- TASK PROMPT:
Leave out the pictures and repeat exactly the lines from the one containing "Read out every word on this page." through the final line of the listing below.

:::::

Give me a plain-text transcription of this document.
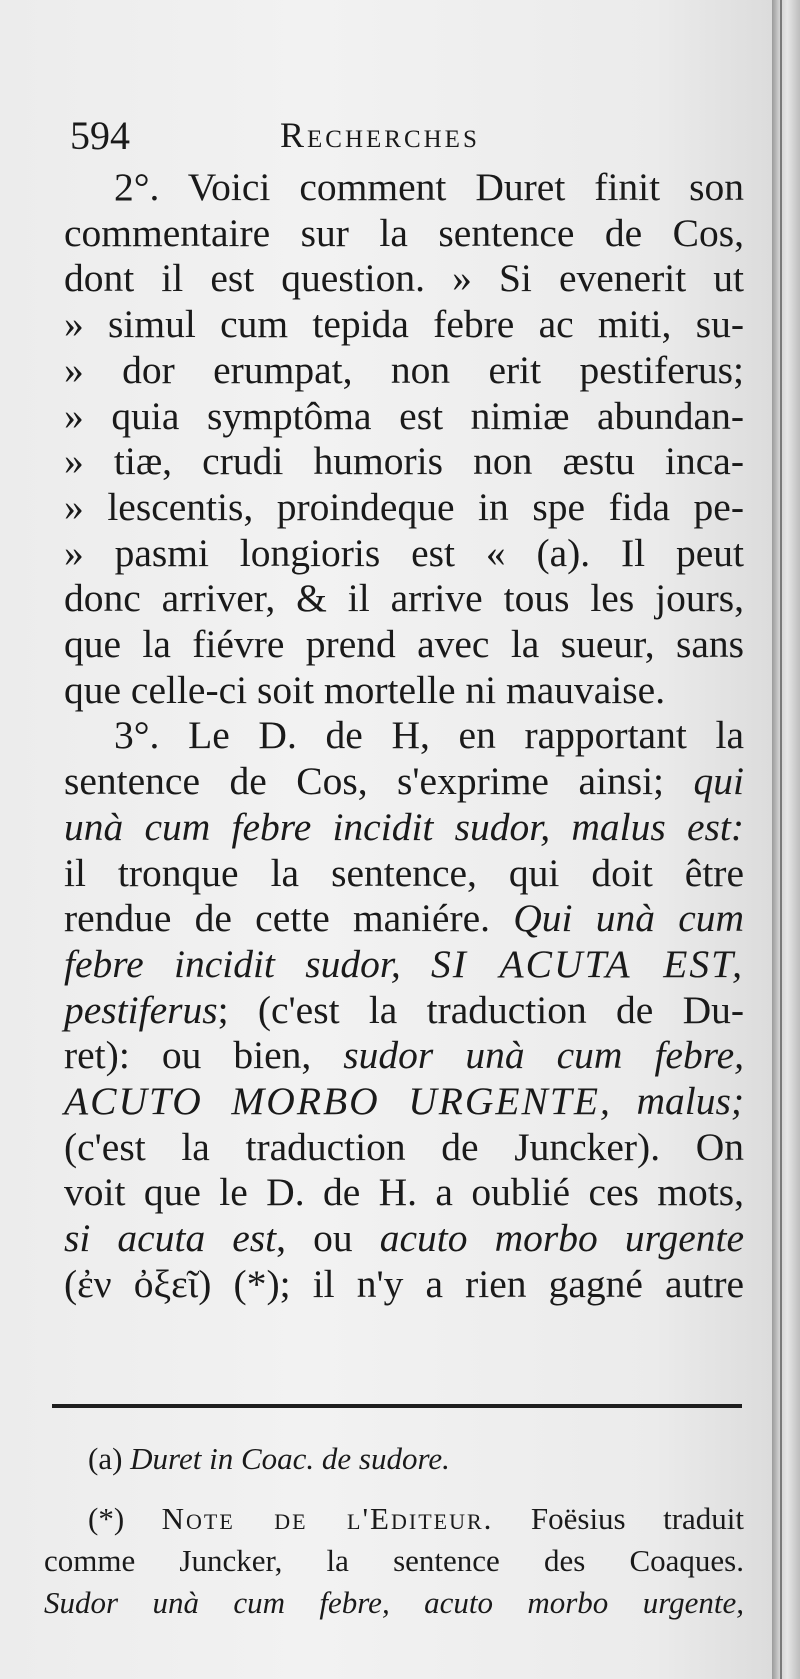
594	Recherches
2°. Voici comment Duret finit son
commentaire sur la sentence de Cos,
dont il est question. » Si evenerit ut
» simul cum tepida febre ac miti, su-
» dor erumpat, non erit pestiferus;
» quia symptôma est nimiæ abundan-
» tiæ, crudi humoris non æstu inca-
» lescentis, proindeque in spe fida pe-
» pasmi longioris est « (a). Il peut
donc arriver, & il arrive tous les jours,
que la fiévre prend avec la sueur, sans
que celle-ci soit mortelle ni mauvaise.
3°. Le D. de H, en rapportant la
sentence de Cos, s'exprime ainsi; qui
unà cum febre incidit sudor, malus est:
il tronque la sentence, qui doit être
rendue de cette maniére. Qui unà cum
febre incidit sudor, SI ACUTA EST,
pestiferus; (c'est la traduction de Du-
ret): ou bien, sudor unà cum febre,
ACUTO MORBO URGENTE, malus;
(c'est la traduction de Juncker). On
voit que le D. de H. a oublié ces mots,
si acuta est, ou acuto morbo urgente
(ἐν ὀξεῖ) (*); il n'y a rien gagné autre
(a) Duret in Coac. de sudore.
(*) Note de l'Editeur. Foësius traduit
comme Juncker, la sentence des Coaques.
Sudor unà cum febre, acuto morbo urgente,
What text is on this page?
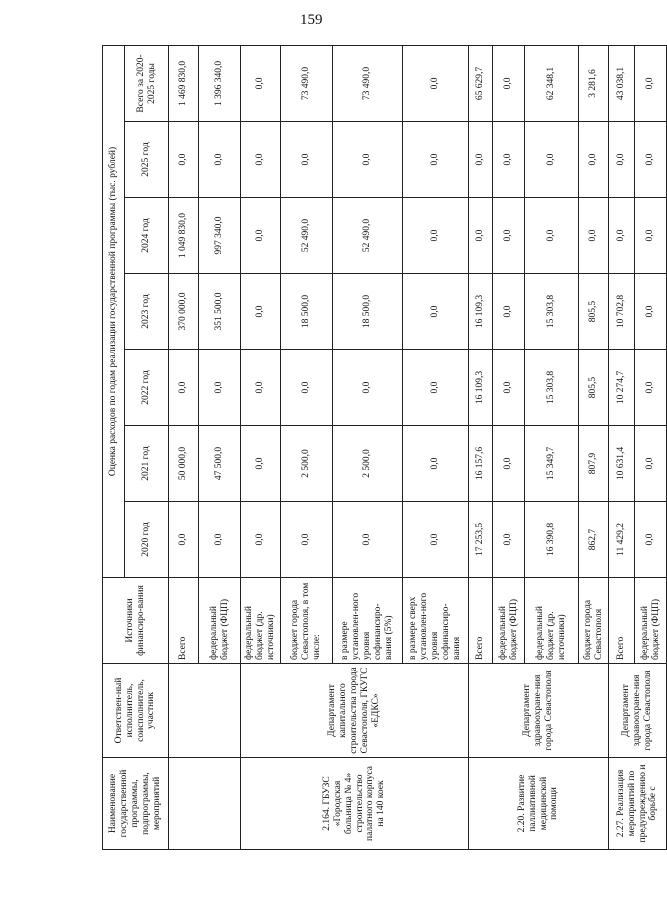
159
Наименование государственной программы, подпрограммы, мероприятий	Ответствен-ный исполнитель, соисполнитель, участник	Источники финансиро-вания	Оценка расходов по годам реализации государственной программы (тыс. рублей)						
			2020 год	2021 год	2022 год	2023 год	2024 год	2025 год	Всего за 2020-2025 годы
		Всего	0,0	50 000,0	0,0	370 000,0	1 049 830,0	0,0	1 469 830,0
		федеральный бюджет (ФЦП)	0,0	47 500,0	0,0	351 500,0	997 340,0	0,0	1 396 340,0
2.164. ГБУЗС «Городская больница № 4» строительство палатного корпуса на 140 коек	Департамент капитального строительства города Севастополя, ГКУГС «ЕДКС»	федеральный бюджет (др. источники)	0,0	0,0	0,0	0,0	0,0	0,0	0,0
		бюджет города Севастополя, в том числе:	0,0	2 500,0	0,0	18 500,0	52 490,0	0,0	73 490,0
		в размере установлен-ного уровня софинансиро-вания (5%)	0,0	2 500,0	0,0	18 500,0	52 490,0	0,0	73 490,0
		в размере сверх установлен-ного уровня софинансиро-вания	0,0	0,0	0,0	0,0	0,0	0,0	0,0
2.20. Развитие паллиативной медицинской помощи	Департамент здравоохране-ния города Севастополя	Всего	17 253,5	16 157,6	16 109,3	16 109,3	0,0	0,0	65 629,7
		федеральный бюджет (ФЦП)	0,0	0,0	0,0	0,0	0,0	0,0	0,0
		федеральный бюджет (др. источники)	16 390,8	15 349,7	15 303,8	15 303,8	0,0	0,0	62 348,1
		бюджет города Севастополя	862,7	807,9	805,5	805,5	0,0	0,0	3 281,6
2.27. Реализация мероприятий по предупреждению и борьбе с	Департамент здравоохране-ния города Севастополя	Всего	11 429,2	10 631,4	10 274,7	10 702,8	0,0	0,0	43 038,1
		федеральный бюджет (ФЦП)	0,0	0,0	0,0	0,0	0,0	0,0	0,0
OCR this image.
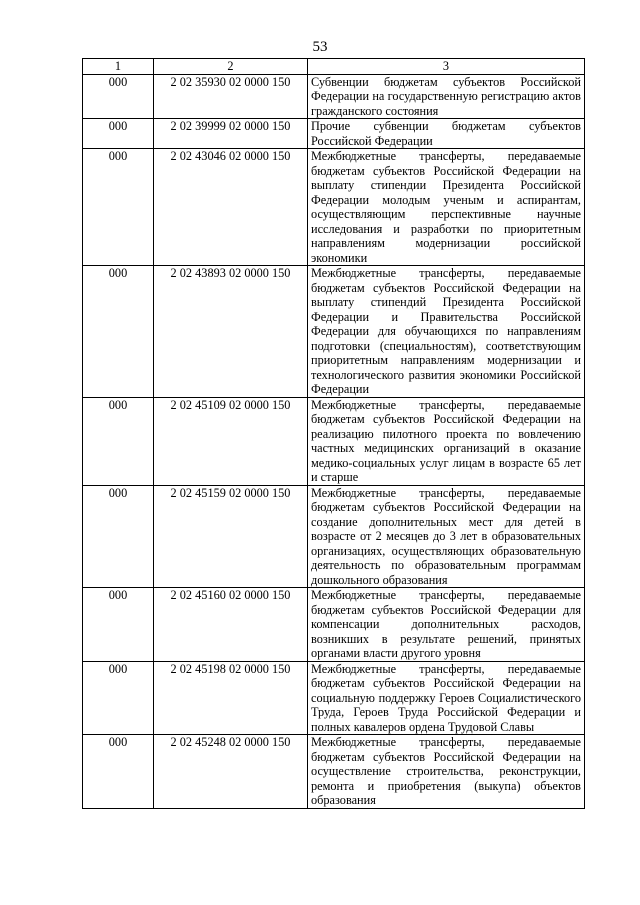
53
1	2	3
000	2 02 35930 02 0000 150	Субвенции бюджетам субъектов Российской Федерации на государственную регистрацию актов гражданского состояния
000	2 02 39999 02 0000 150	Прочие субвенции бюджетам субъектов Российской Федерации
000	2 02 43046 02 0000 150	Межбюджетные трансферты, передаваемые бюджетам субъектов Российской Федерации на выплату стипендии Президента Российской Федерации молодым ученым и аспирантам, осуществляющим перспективные научные исследования и разработки по приоритетным направлениям модернизации российской экономики
000	2 02 43893 02 0000 150	Межбюджетные трансферты, передаваемые бюджетам субъектов Российской Федерации на выплату стипендий Президента Российской Федерации и Правительства Российской Федерации для обучающихся по направлениям подготовки (специальностям), соответствующим приоритетным направлениям модернизации и технологического развития экономики Российской Федерации
000	2 02 45109 02 0000 150	Межбюджетные трансферты, передаваемые бюджетам субъектов Российской Федерации на реализацию пилотного проекта по вовлечению частных медицинских организаций в оказание медико-социальных услуг лицам в возрасте 65 лет и старше
000	2 02 45159 02 0000 150	Межбюджетные трансферты, передаваемые бюджетам субъектов Российской Федерации на создание дополнительных мест для детей в возрасте от 2 месяцев до 3 лет в образовательных организациях, осуществляющих образовательную деятельность по образовательным программам дошкольного образования
000	2 02 45160 02 0000 150	Межбюджетные трансферты, передаваемые бюджетам субъектов Российской Федерации для компенсации дополнительных расходов, возникших в результате решений, принятых органами власти другого уровня
000	2 02 45198 02 0000 150	Межбюджетные трансферты, передаваемые бюджетам субъектов Российской Федерации на социальную поддержку Героев Социалистического Труда, Героев Труда Российской Федерации и полных кавалеров ордена Трудовой Славы
000	2 02 45248 02 0000 150	Межбюджетные трансферты, передаваемые бюджетам субъектов Российской Федерации на осуществление строительства, реконструкции, ремонта и приобретения (выкупа) объектов образования
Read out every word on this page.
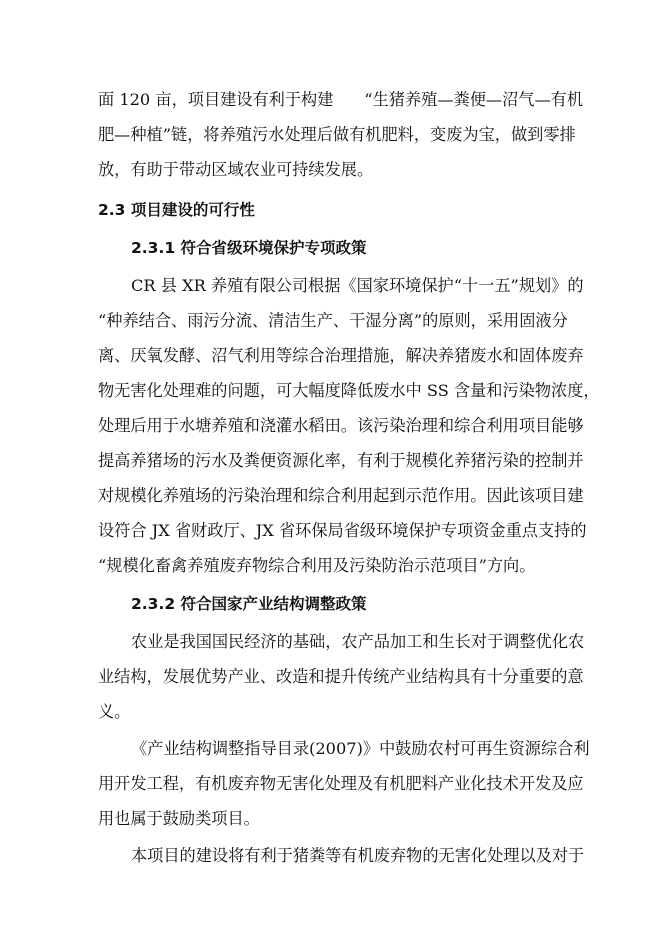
面 120 亩，项目建设有利于构建      “生猪养殖—粪便—沼气—有机
肥—种植”链，将养殖污水处理后做有机肥料，变废为宝，做到零排
放，有助于带动区域农业可持续发展。
2.3 项目建设的可行性
2.3.1 符合省级环境保护专项政策
CR 县 XR 养殖有限公司根据《国家环境保护“十一五”规划》的
“种养结合、雨污分流、清洁生产、干湿分离”的原则，采用固液分
离、厌氧发酵、沼气利用等综合治理措施，解决养猪废水和固体废弃
物无害化处理难的问题，可大幅度降低废水中 SS 含量和污染物浓度，
处理后用于水塘养殖和浇灌水稻田。该污染治理和综合利用项目能够
提高养猪场的污水及粪便资源化率，有利于规模化养猪污染的控制并
对规模化养殖场的污染治理和综合利用起到示范作用。因此该项目建
设符合 JX 省财政厅、JX 省环保局省级环境保护专项资金重点支持的
“规模化畜禽养殖废弃物综合利用及污染防治示范项目”方向。
2.3.2 符合国家产业结构调整政策
农业是我国国民经济的基础，农产品加工和生长对于调整优化农
业结构，发展优势产业、改造和提升传统产业结构具有十分重要的意
义。
《产业结构调整指导目录(2007)》中鼓励农村可再生资源综合利
用开发工程，有机废弃物无害化处理及有机肥料产业化技术开发及应
用也属于鼓励类项目。
本项目的建设将有利于猪粪等有机废弃物的无害化处理以及对于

:::::

- SOLUTION:
Read out every word on this page.
面 120 亩，项目建设有利于构建      “生猪养殖—粪便—沼气—有机
肥—种植”链，将养殖污水处理后做有机肥料，变废为宝，做到零排
放，有助于带动区域农业可持续发展。
2.3 项目建设的可行性
2.3.1 符合省级环境保护专项政策
CR 县 XR 养殖有限公司根据《国家环境保护“十一五”规划》的
“种养结合、雨污分流、清洁生产、干湿分离”的原则，采用固液分
离、厌氧发酵、沼气利用等综合治理措施，解决养猪废水和固体废弃
物无害化处理难的问题，可大幅度降低废水中 SS 含量和污染物浓度，
处理后用于水塘养殖和浇灌水稻田。该污染治理和综合利用项目能够
提高养猪场的污水及粪便资源化率，有利于规模化养猪污染的控制并
对规模化养殖场的污染治理和综合利用起到示范作用。因此该项目建
设符合 JX 省财政厅、JX 省环保局省级环境保护专项资金重点支持的
“规模化畜禽养殖废弃物综合利用及污染防治示范项目”方向。
2.3.2 符合国家产业结构调整政策
农业是我国国民经济的基础，农产品加工和生长对于调整优化农
业结构，发展优势产业、改造和提升传统产业结构具有十分重要的意
义。
《产业结构调整指导目录(2007)》中鼓励农村可再生资源综合利
用开发工程，有机废弃物无害化处理及有机肥料产业化技术开发及应
用也属于鼓励类项目。
本项目的建设将有利于猪粪等有机废弃物的无害化处理以及对于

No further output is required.